Could you write out every entry exactly as it stands?

** start Information supplied **

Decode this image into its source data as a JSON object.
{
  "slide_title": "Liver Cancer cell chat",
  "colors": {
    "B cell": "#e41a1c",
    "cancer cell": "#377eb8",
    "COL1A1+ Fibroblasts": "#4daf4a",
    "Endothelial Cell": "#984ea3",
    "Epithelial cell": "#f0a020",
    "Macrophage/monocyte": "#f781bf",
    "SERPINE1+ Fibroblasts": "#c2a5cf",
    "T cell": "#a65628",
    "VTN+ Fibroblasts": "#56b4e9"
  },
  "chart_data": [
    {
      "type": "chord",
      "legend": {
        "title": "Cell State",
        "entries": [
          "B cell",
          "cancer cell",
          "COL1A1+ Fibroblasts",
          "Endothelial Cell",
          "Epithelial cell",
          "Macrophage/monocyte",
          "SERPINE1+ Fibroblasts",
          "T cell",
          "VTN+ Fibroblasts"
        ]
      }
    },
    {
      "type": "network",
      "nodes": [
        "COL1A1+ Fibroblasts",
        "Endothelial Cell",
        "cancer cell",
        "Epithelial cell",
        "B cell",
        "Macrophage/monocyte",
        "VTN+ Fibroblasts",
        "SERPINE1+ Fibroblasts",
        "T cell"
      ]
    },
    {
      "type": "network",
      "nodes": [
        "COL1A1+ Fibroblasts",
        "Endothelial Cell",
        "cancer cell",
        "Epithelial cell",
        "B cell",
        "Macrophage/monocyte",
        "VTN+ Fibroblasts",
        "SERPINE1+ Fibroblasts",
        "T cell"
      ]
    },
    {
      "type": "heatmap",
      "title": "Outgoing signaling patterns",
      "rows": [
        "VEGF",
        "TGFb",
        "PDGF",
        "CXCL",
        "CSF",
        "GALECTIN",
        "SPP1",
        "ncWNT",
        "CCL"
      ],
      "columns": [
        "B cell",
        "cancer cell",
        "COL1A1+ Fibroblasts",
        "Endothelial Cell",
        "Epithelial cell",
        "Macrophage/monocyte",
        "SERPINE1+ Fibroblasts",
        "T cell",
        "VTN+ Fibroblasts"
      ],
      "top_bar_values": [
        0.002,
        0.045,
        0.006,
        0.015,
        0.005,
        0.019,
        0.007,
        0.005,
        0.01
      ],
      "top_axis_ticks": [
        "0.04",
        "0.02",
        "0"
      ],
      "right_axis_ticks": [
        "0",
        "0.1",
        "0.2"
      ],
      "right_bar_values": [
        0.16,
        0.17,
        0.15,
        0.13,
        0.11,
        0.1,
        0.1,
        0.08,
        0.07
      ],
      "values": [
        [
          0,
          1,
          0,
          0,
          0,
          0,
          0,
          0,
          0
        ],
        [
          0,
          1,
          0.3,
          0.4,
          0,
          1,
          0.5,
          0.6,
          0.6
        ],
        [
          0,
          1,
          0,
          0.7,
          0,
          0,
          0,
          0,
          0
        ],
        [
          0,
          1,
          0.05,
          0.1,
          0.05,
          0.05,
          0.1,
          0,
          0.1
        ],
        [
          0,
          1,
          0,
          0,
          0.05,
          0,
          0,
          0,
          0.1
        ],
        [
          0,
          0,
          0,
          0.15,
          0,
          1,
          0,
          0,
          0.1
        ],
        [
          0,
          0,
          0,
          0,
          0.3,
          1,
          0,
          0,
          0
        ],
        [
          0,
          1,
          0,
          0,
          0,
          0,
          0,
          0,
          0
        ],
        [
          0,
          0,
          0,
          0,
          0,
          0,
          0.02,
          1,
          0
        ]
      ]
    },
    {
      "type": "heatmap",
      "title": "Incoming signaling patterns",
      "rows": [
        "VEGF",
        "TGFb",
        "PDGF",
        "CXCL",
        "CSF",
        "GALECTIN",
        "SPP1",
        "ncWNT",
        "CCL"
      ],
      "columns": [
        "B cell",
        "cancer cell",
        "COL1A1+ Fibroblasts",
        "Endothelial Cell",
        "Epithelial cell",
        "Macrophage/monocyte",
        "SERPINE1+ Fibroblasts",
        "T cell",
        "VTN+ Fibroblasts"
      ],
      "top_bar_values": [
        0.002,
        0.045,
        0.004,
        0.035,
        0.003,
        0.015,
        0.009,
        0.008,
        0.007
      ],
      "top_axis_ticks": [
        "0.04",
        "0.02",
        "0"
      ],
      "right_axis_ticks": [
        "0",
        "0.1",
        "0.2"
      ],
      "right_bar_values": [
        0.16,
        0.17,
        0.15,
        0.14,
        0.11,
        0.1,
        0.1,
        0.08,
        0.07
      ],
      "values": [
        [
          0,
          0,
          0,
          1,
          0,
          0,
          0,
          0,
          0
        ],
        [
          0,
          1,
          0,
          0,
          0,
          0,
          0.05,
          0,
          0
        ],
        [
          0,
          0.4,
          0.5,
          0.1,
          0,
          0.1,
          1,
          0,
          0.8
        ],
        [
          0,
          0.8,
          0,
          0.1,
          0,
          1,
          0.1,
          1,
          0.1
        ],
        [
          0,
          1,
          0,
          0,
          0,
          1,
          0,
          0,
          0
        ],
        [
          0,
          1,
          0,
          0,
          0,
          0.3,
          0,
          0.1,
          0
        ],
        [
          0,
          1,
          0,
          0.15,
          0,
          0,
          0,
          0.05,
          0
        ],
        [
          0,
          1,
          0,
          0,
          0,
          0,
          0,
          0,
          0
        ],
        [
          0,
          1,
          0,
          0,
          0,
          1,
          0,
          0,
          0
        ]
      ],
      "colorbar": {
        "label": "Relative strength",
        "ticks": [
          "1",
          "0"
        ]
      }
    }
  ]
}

** end Information supplied **

## Solution to this exercise
Decode this image into its source data as a JSON object.
{
  "slide_title": "Liver Cancer cell chat",
  "colors": {
    "B cell": "#e41a1c",
    "cancer cell": "#377eb8",
    "COL1A1+ Fibroblasts": "#4daf4a",
    "Endothelial Cell": "#984ea3",
    "Epithelial cell": "#f0a020",
    "Macrophage/monocyte": "#f781bf",
    "SERPINE1+ Fibroblasts": "#c2a5cf",
    "T cell": "#a65628",
    "VTN+ Fibroblasts": "#56b4e9"
  },
  "chart_data": [
    {
      "type": "chord",
      "legend": {
        "title": "Cell State",
        "entries": [
          "B cell",
          "cancer cell",
          "COL1A1+ Fibroblasts",
          "Endothelial Cell",
          "Epithelial cell",
          "Macrophage/monocyte",
          "SERPINE1+ Fibroblasts",
          "T cell",
          "VTN+ Fibroblasts"
        ]
      }
    },
    {
      "type": "network",
      "nodes": [
        "COL1A1+ Fibroblasts",
        "Endothelial Cell",
        "cancer cell",
        "Epithelial cell",
        "B cell",
        "Macrophage/monocyte",
        "VTN+ Fibroblasts",
        "SERPINE1+ Fibroblasts",
        "T cell"
      ]
    },
    {
      "type": "network",
      "nodes": [
        "COL1A1+ Fibroblasts",
        "Endothelial Cell",
        "cancer cell",
        "Epithelial cell",
        "B cell",
        "Macrophage/monocyte",
        "VTN+ Fibroblasts",
        "SERPINE1+ Fibroblasts",
        "T cell"
      ]
    },
    {
      "type": "heatmap",
      "title": "Outgoing signaling patterns",
      "rows": [
        "VEGF",
        "TGFb",
        "PDGF",
        "CXCL",
        "CSF",
        "GALECTIN",
        "SPP1",
        "ncWNT",
        "CCL"
      ],
      "columns": [
        "B cell",
        "cancer cell",
        "COL1A1+ Fibroblasts",
        "Endothelial Cell",
        "Epithelial cell",
        "Macrophage/monocyte",
        "SERPINE1+ Fibroblasts",
        "T cell",
        "VTN+ Fibroblasts"
      ],
      "top_bar_values": [
        0.002,
        0.045,
        0.006,
        0.015,
        0.005,
        0.019,
        0.007,
        0.005,
        0.01
      ],
      "top_axis_ticks": [
        "0.04",
        "0.02",
        "0"
      ],
      "right_axis_ticks": [
        "0",
        "0.1",
        "0.2"
      ],
      "right_bar_values": [
        0.16,
        0.17,
        0.15,
        0.13,
        0.11,
        0.1,
        0.1,
        0.08,
        0.07
      ],
      "values": [
        [
          0,
          1,
          0,
          0,
          0,
          0,
          0,
          0,
          0
        ],
        [
          0,
          1,
          0.3,
          0.4,
          0,
          1,
          0.5,
          0.6,
          0.6
        ],
        [
          0,
          1,
          0,
          0.7,
          0,
          0,
          0,
          0,
          0
        ],
        [
          0,
          1,
          0.05,
          0.1,
          0.05,
          0.05,
          0.1,
          0,
          0.1
        ],
        [
          0,
          1,
          0,
          0,
          0.05,
          0,
          0,
          0,
          0.1
        ],
        [
          0,
          0,
          0,
          0.15,
          0,
          1,
          0,
          0,
          0.1
        ],
        [
          0,
          0,
          0,
          0,
          0.3,
          1,
          0,
          0,
          0
        ],
        [
          0,
          1,
          0,
          0,
          0,
          0,
          0,
          0,
          0
        ],
        [
          0,
          0,
          0,
          0,
          0,
          0,
          0.02,
          1,
          0
        ]
      ]
    },
    {
      "type": "heatmap",
      "title": "Incoming signaling patterns",
      "rows": [
        "VEGF",
        "TGFb",
        "PDGF",
        "CXCL",
        "CSF",
        "GALECTIN",
        "SPP1",
        "ncWNT",
        "CCL"
      ],
      "columns": [
        "B cell",
        "cancer cell",
        "COL1A1+ Fibroblasts",
        "Endothelial Cell",
        "Epithelial cell",
        "Macrophage/monocyte",
        "SERPINE1+ Fibroblasts",
        "T cell",
        "VTN+ Fibroblasts"
      ],
      "top_bar_values": [
        0.002,
        0.045,
        0.004,
        0.035,
        0.003,
        0.015,
        0.009,
        0.008,
        0.007
      ],
      "top_axis_ticks": [
        "0.04",
        "0.02",
        "0"
      ],
      "right_axis_ticks": [
        "0",
        "0.1",
        "0.2"
      ],
      "right_bar_values": [
        0.16,
        0.17,
        0.15,
        0.14,
        0.11,
        0.1,
        0.1,
        0.08,
        0.07
      ],
      "values": [
        [
          0,
          0,
          0,
          1,
          0,
          0,
          0,
          0,
          0
        ],
        [
          0,
          1,
          0,
          0,
          0,
          0,
          0.05,
          0,
          0
        ],
        [
          0,
          0.4,
          0.5,
          0.1,
          0,
          0.1,
          1,
          0,
          0.8
        ],
        [
          0,
          0.8,
          0,
          0.1,
          0,
          1,
          0.1,
          1,
          0.1
        ],
        [
          0,
          1,
          0,
          0,
          0,
          1,
          0,
          0,
          0
        ],
        [
          0,
          1,
          0,
          0,
          0,
          0.3,
          0,
          0.1,
          0
        ],
        [
          0,
          1,
          0,
          0.15,
          0,
          0,
          0,
          0.05,
          0
        ],
        [
          0,
          1,
          0,
          0,
          0,
          0,
          0,
          0,
          0
        ],
        [
          0,
          1,
          0,
          0,
          0,
          1,
          0,
          0,
          0
        ]
      ],
      "colorbar": {
        "label": "Relative strength",
        "ticks": [
          "1",
          "0"
        ]
      }
    }
  ]
}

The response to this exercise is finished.